Entries taken from a collection
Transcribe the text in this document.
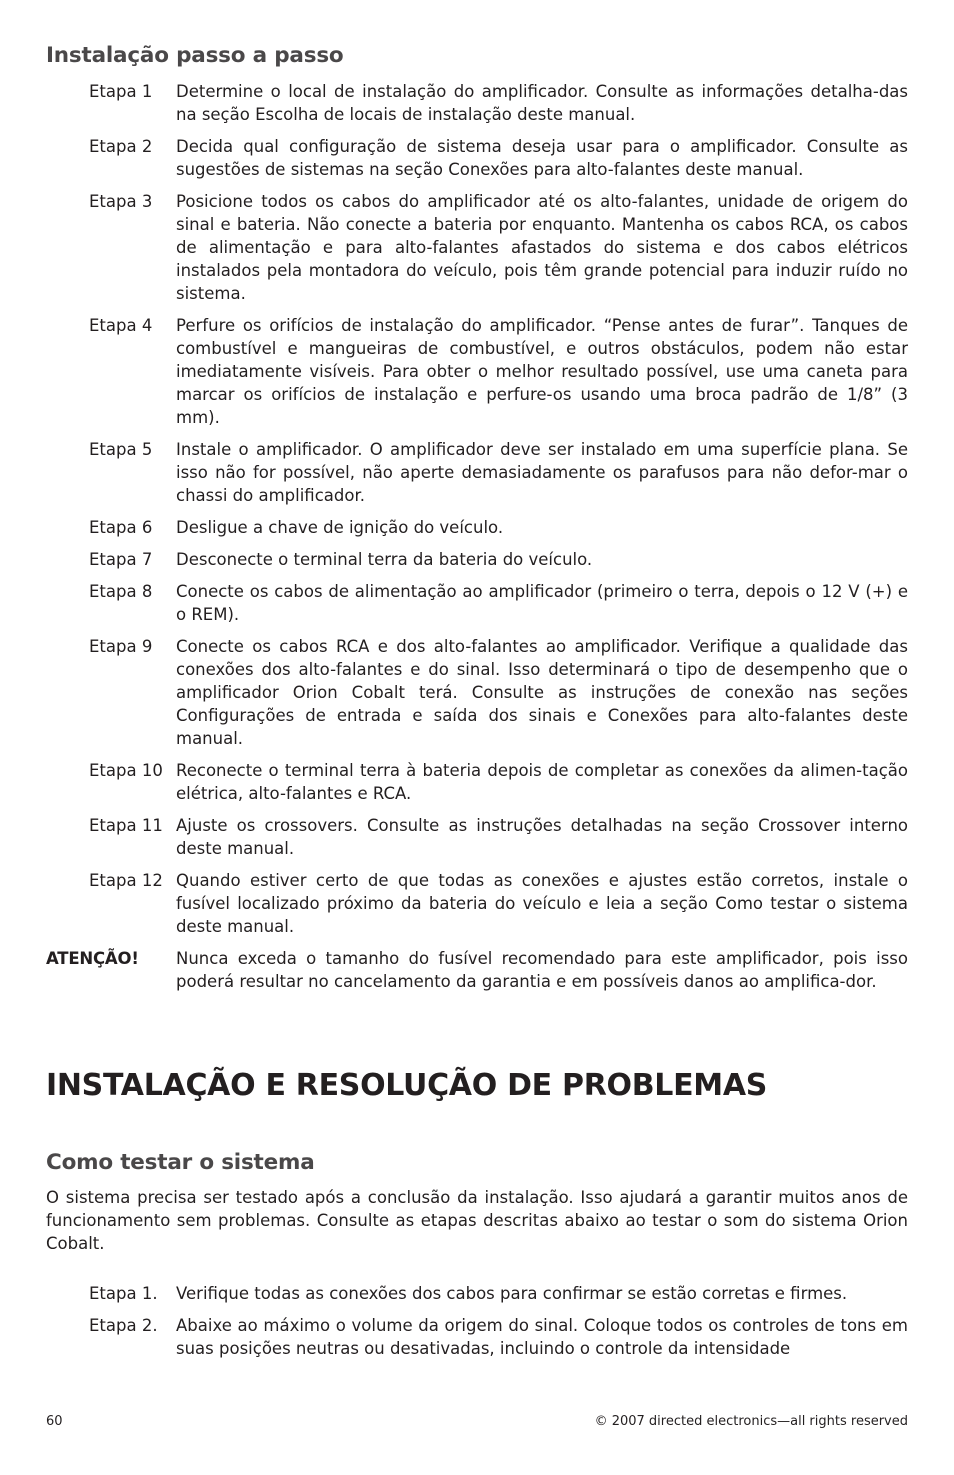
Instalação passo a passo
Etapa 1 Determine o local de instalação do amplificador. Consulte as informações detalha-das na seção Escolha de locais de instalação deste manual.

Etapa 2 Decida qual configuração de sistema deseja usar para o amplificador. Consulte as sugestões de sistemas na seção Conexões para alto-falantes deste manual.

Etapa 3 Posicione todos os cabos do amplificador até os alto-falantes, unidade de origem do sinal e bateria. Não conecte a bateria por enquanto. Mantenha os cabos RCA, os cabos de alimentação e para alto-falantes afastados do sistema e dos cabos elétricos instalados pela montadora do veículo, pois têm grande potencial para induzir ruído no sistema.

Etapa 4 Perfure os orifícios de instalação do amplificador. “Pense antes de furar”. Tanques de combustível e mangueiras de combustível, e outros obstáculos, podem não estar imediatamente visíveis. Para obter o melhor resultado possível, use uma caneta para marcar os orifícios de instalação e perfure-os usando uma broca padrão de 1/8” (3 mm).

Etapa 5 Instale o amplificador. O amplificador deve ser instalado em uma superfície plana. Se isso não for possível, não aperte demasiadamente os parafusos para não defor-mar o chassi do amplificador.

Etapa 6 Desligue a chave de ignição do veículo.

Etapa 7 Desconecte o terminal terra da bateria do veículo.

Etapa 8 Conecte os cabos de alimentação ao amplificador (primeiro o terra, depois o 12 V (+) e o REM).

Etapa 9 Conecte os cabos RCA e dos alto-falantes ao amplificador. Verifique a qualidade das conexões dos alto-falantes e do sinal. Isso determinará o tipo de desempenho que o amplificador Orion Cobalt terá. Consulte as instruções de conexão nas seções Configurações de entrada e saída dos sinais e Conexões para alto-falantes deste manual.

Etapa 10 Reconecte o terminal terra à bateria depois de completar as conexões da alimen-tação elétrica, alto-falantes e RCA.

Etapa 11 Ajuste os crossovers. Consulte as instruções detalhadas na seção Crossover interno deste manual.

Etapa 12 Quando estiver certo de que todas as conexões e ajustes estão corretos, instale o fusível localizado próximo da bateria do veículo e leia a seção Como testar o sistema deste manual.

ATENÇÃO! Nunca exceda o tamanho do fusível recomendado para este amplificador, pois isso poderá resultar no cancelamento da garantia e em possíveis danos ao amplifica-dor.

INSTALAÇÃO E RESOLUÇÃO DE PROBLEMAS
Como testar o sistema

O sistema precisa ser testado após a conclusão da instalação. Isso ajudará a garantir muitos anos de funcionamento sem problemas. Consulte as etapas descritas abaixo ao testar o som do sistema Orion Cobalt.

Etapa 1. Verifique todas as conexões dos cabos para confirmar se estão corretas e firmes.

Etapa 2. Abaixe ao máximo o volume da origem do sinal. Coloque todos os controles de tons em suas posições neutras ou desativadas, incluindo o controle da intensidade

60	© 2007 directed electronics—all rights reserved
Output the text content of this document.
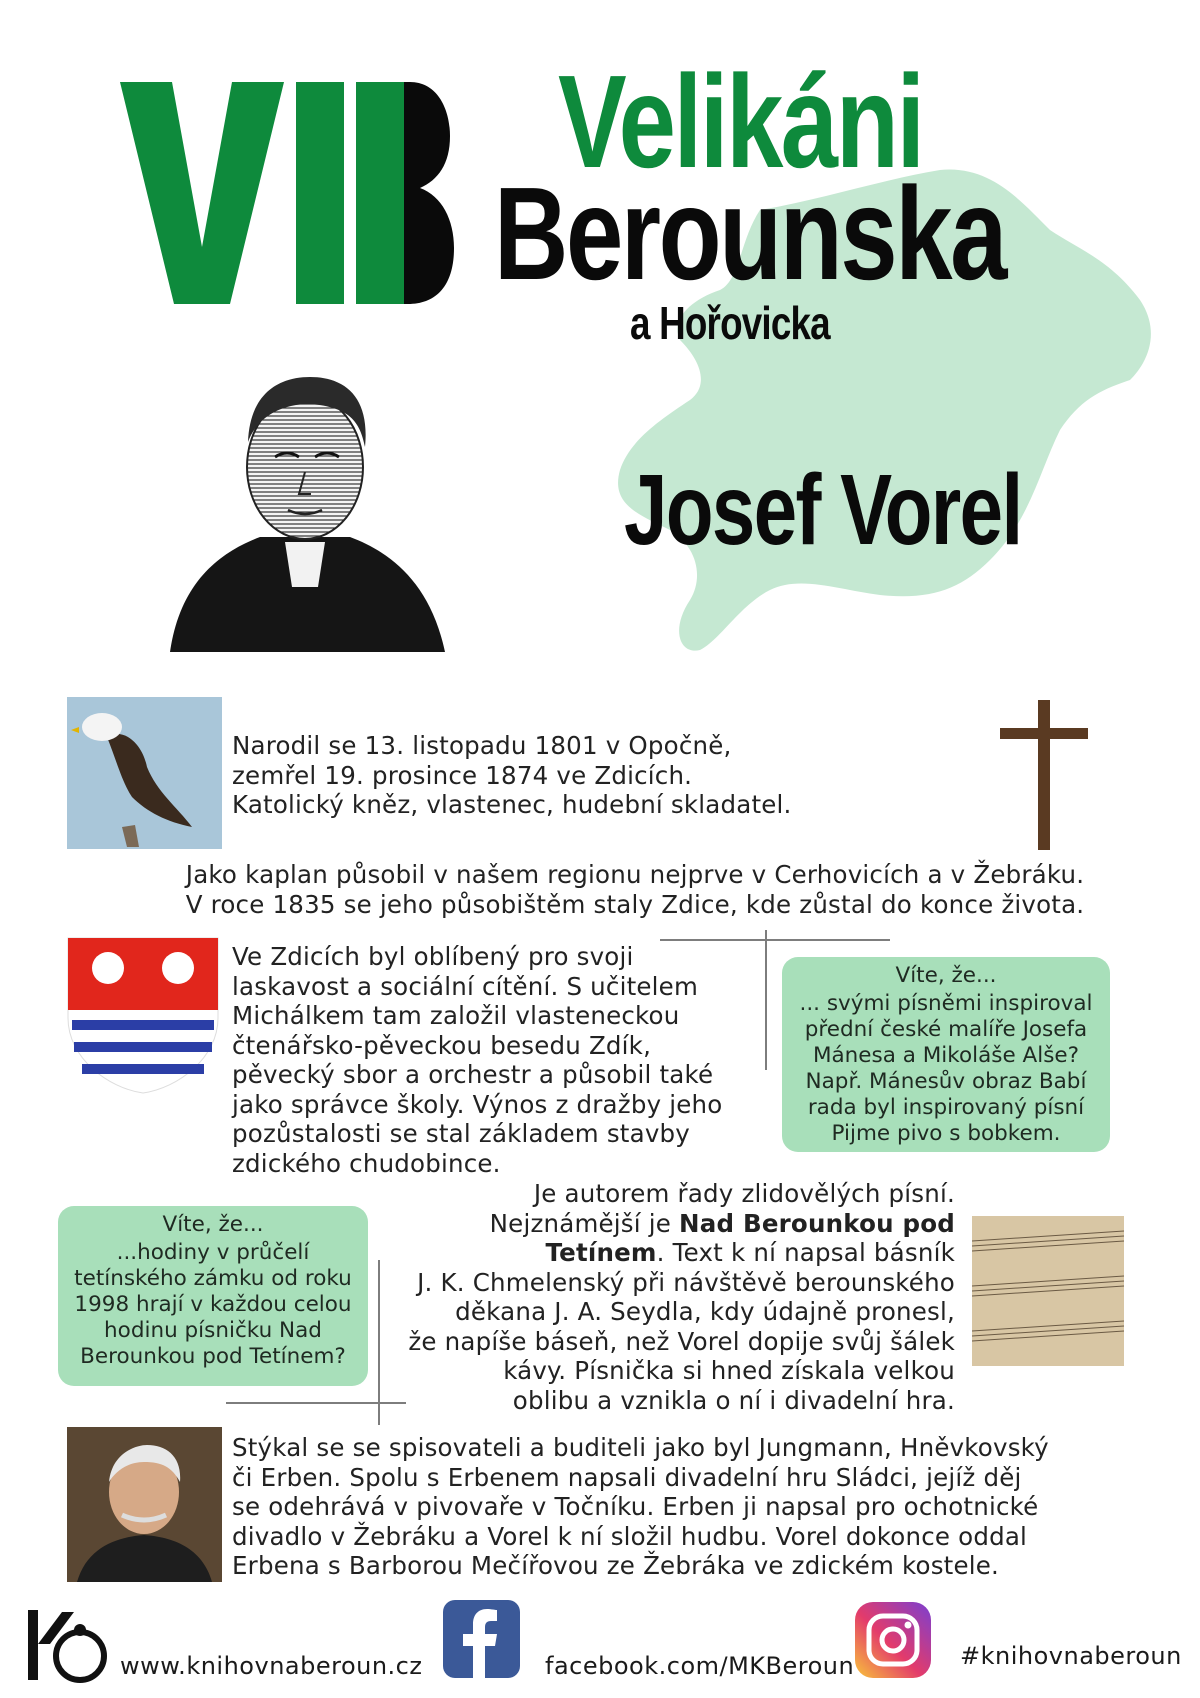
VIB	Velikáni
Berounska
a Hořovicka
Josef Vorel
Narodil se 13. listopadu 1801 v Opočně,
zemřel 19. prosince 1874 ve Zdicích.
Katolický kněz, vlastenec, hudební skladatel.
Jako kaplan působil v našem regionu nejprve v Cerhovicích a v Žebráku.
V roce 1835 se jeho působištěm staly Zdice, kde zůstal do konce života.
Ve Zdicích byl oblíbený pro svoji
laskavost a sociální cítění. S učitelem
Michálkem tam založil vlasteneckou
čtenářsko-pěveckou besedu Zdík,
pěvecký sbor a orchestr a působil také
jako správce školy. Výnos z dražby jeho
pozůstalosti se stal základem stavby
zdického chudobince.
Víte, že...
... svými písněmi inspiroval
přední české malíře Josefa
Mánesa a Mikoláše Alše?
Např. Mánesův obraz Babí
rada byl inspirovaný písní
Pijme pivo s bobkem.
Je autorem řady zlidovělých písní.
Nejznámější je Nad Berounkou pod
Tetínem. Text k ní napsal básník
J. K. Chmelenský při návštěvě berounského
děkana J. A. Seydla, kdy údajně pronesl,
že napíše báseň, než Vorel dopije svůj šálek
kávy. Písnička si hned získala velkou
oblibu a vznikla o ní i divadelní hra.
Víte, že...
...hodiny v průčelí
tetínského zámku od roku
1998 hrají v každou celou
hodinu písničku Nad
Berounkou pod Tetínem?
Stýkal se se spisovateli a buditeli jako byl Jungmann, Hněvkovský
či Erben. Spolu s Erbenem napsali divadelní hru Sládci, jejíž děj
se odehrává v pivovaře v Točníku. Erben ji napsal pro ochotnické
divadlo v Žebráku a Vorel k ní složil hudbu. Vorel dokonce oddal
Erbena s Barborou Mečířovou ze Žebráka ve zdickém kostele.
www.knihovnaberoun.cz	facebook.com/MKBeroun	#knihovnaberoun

Your instructions
Write the records out once more, exactly as they appear, with no pictures.

Task answer
Transcribe the text in this document.
Instalação passo a passo
Etapa 1 Determine o local de instalação do amplificador. Consulte as informações detalha-das na seção Escolha de locais de instalação deste manual.

Etapa 2 Decida qual configuração de sistema deseja usar para o amplificador. Consulte as sugestões de sistemas na seção Conexões para alto-falantes deste manual.

Etapa 3 Posicione todos os cabos do amplificador até os alto-falantes, unidade de origem do sinal e bateria. Não conecte a bateria por enquanto. Mantenha os cabos RCA, os cabos de alimentação e para alto-falantes afastados do sistema e dos cabos elétricos instalados pela montadora do veículo, pois têm grande potencial para induzir ruído no sistema.

Etapa 4 Perfure os orifícios de instalação do amplificador. “Pense antes de furar”. Tanques de combustível e mangueiras de combustível, e outros obstáculos, podem não estar imediatamente visíveis. Para obter o melhor resultado possível, use uma caneta para marcar os orifícios de instalação e perfure-os usando uma broca padrão de 1/8” (3 mm).

Etapa 5 Instale o amplificador. O amplificador deve ser instalado em uma superfície plana. Se isso não for possível, não aperte demasiadamente os parafusos para não defor-mar o chassi do amplificador.

Etapa 6 Desligue a chave de ignição do veículo.

Etapa 7 Desconecte o terminal terra da bateria do veículo.

Etapa 8 Conecte os cabos de alimentação ao amplificador (primeiro o terra, depois o 12 V (+) e o REM).

Etapa 9 Conecte os cabos RCA e dos alto-falantes ao amplificador. Verifique a qualidade das conexões dos alto-falantes e do sinal. Isso determinará o tipo de desempenho que o amplificador Orion Cobalt terá. Consulte as instruções de conexão nas seções Configurações de entrada e saída dos sinais e Conexões para alto-falantes deste manual.

Etapa 10 Reconecte o terminal terra à bateria depois de completar as conexões da alimen-tação elétrica, alto-falantes e RCA.

Etapa 11 Ajuste os crossovers. Consulte as instruções detalhadas na seção Crossover interno deste manual.

Etapa 12 Quando estiver certo de que todas as conexões e ajustes estão corretos, instale o fusível localizado próximo da bateria do veículo e leia a seção Como testar o sistema deste manual.

ATENÇÃO! Nunca exceda o tamanho do fusível recomendado para este amplificador, pois isso poderá resultar no cancelamento da garantia e em possíveis danos ao amplifica-dor.

INSTALAÇÃO E RESOLUÇÃO DE PROBLEMAS
Como testar o sistema

O sistema precisa ser testado após a conclusão da instalação. Isso ajudará a garantir muitos anos de funcionamento sem problemas. Consulte as etapas descritas abaixo ao testar o som do sistema Orion Cobalt.

Etapa 1. Verifique todas as conexões dos cabos para confirmar se estão corretas e firmes.

Etapa 2. Abaixe ao máximo o volume da origem do sinal. Coloque todos os controles de tons em suas posições neutras ou desativadas, incluindo o controle da intensidade

60	© 2007 directed electronics—all rights reserved
Output the text content of this document.
VIB	Velikáni
Berounska
a Hořovicka
Josef Vorel
Narodil se 13. listopadu 1801 v Opočně,
zemřel 19. prosince 1874 ve Zdicích.
Katolický kněz, vlastenec, hudební skladatel.
Jako kaplan působil v našem regionu nejprve v Cerhovicích a v Žebráku.
V roce 1835 se jeho působištěm staly Zdice, kde zůstal do konce života.
Ve Zdicích byl oblíbený pro svoji
laskavost a sociální cítění. S učitelem
Michálkem tam založil vlasteneckou
čtenářsko-pěveckou besedu Zdík,
pěvecký sbor a orchestr a působil také
jako správce školy. Výnos z dražby jeho
pozůstalosti se stal základem stavby
zdického chudobince.
Víte, že...
... svými písněmi inspiroval
přední české malíře Josefa
Mánesa a Mikoláše Alše?
Např. Mánesův obraz Babí
rada byl inspirovaný písní
Pijme pivo s bobkem.
Je autorem řady zlidovělých písní.
Nejznámější je Nad Berounkou pod
Tetínem. Text k ní napsal básník
J. K. Chmelenský při návštěvě berounského
děkana J. A. Seydla, kdy údajně pronesl,
že napíše báseň, než Vorel dopije svůj šálek
kávy. Písnička si hned získala velkou
oblibu a vznikla o ní i divadelní hra.
Víte, že...
...hodiny v průčelí
tetínského zámku od roku
1998 hrají v každou celou
hodinu písničku Nad
Berounkou pod Tetínem?
Stýkal se se spisovateli a buditeli jako byl Jungmann, Hněvkovský
či Erben. Spolu s Erbenem napsali divadelní hru Sládci, jejíž děj
se odehrává v pivovaře v Točníku. Erben ji napsal pro ochotnické
divadlo v Žebráku a Vorel k ní složil hudbu. Vorel dokonce oddal
Erbena s Barborou Mečířovou ze Žebráka ve zdickém kostele.
www.knihovnaberoun.cz	facebook.com/MKBeroun	#knihovnaberoun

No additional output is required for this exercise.